* _DO THIS_: Copy out all the lines exactly. Omit pictures.

* _Entries taken from a collection_:
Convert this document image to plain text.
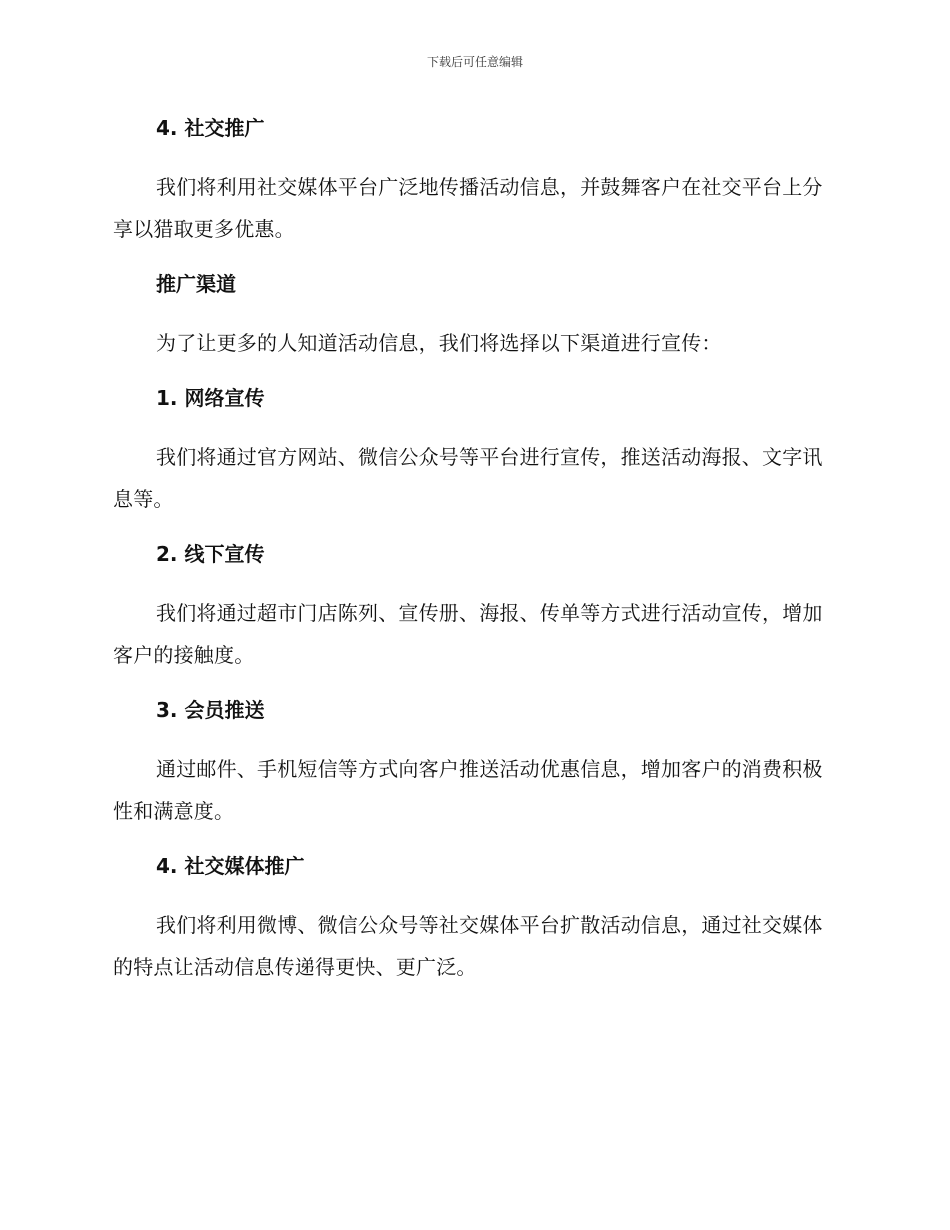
下载后可任意编辑
4. 社交推广

我们将利用社交媒体平台广泛地传播活动信息，并鼓舞客户在社交平台上分享以猎取更多优惠。

推广渠道

为了让更多的人知道活动信息，我们将选择以下渠道进行宣传：

1. 网络宣传

我们将通过官方网站、微信公众号等平台进行宣传，推送活动海报、文字讯息等。

2. 线下宣传

我们将通过超市门店陈列、宣传册、海报、传单等方式进行活动宣传，增加客户的接触度。

3. 会员推送

通过邮件、手机短信等方式向客户推送活动优惠信息，增加客户的消费积极性和满意度。

4. 社交媒体推广

我们将利用微博、微信公众号等社交媒体平台扩散活动信息，通过社交媒体的特点让活动信息传递得更快、更广泛。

* _TASK RESULT_:
Convert this document image to plain text.
下载后可任意编辑
4. 社交推广

我们将利用社交媒体平台广泛地传播活动信息，并鼓舞客户在社交平台上分享以猎取更多优惠。

推广渠道

为了让更多的人知道活动信息，我们将选择以下渠道进行宣传：

1. 网络宣传

我们将通过官方网站、微信公众号等平台进行宣传，推送活动海报、文字讯息等。

2. 线下宣传

我们将通过超市门店陈列、宣传册、海报、传单等方式进行活动宣传，增加客户的接触度。

3. 会员推送

通过邮件、手机短信等方式向客户推送活动优惠信息，增加客户的消费积极性和满意度。

4. 社交媒体推广

我们将利用微博、微信公众号等社交媒体平台扩散活动信息，通过社交媒体的特点让活动信息传递得更快、更广泛。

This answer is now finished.